=== DIRECTIVE ===
Pull every line that holds the word "reasons" from the entries.

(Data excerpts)

════

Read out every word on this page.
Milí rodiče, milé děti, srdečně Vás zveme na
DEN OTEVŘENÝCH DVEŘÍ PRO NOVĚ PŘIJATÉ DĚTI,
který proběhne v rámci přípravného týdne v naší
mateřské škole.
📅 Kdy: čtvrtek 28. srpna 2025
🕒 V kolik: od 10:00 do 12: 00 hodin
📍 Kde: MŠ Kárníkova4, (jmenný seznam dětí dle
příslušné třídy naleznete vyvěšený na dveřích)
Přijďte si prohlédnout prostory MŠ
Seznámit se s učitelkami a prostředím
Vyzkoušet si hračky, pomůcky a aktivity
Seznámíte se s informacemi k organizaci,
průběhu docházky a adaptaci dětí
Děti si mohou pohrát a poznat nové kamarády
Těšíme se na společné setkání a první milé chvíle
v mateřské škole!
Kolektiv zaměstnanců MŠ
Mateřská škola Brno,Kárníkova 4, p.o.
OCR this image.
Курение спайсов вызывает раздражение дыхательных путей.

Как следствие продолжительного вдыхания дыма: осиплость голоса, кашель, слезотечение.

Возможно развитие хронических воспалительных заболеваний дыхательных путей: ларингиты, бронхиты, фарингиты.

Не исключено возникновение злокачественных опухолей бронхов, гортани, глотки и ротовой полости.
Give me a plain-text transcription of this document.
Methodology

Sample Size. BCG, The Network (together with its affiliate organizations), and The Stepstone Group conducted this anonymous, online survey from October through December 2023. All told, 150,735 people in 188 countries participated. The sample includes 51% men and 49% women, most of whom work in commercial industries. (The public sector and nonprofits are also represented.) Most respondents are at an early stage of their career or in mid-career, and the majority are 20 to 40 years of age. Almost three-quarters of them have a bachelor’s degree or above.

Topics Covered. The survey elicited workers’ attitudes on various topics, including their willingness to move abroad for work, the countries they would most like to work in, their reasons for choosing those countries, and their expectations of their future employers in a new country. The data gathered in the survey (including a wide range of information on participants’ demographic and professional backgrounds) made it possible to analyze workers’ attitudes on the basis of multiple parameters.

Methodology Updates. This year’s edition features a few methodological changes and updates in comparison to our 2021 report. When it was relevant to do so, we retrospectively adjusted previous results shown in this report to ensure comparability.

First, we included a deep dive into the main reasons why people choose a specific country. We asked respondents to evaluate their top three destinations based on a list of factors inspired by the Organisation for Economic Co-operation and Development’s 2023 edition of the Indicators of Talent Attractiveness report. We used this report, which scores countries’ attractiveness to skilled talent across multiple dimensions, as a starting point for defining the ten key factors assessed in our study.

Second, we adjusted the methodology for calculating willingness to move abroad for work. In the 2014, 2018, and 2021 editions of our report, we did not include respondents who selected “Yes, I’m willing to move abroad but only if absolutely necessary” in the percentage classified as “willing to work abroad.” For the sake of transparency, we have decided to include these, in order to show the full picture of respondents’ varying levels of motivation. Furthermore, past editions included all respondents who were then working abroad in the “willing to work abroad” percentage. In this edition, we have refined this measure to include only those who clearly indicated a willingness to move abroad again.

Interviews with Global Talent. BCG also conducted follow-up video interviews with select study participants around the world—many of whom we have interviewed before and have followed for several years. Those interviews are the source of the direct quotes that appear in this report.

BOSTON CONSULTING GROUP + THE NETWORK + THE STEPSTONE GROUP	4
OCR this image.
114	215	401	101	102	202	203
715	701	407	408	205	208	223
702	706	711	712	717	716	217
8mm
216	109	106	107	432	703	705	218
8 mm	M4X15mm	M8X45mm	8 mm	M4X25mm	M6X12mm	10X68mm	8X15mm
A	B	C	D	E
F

════

=== TASK ANSWER ===
Topics Covered. The survey elicited workers’ attitudes on various topics, including their willingness to move abroad for work, the countries they would most like to work in, their reasons for choosing those countries, and their expectations of their future employers in a new country. The data gathered in the survey (including a wide range of information on participants’ demographic and professional backgrounds) made it possible to analyze workers’ attitudes on the basis of multiple parameters.
First, we included a deep dive into the main reasons why people choose a specific country. We asked respondents to evaluate their top three destinations based on a list of factors inspired by the Organisation for Economic Co-operation and Development’s 2023 edition of the Indicators of Talent Attractiveness report. We used this report, which scores countries’ attractiveness to skilled talent across multiple dimensions, as a starting point for defining the ten key factors assessed in our study.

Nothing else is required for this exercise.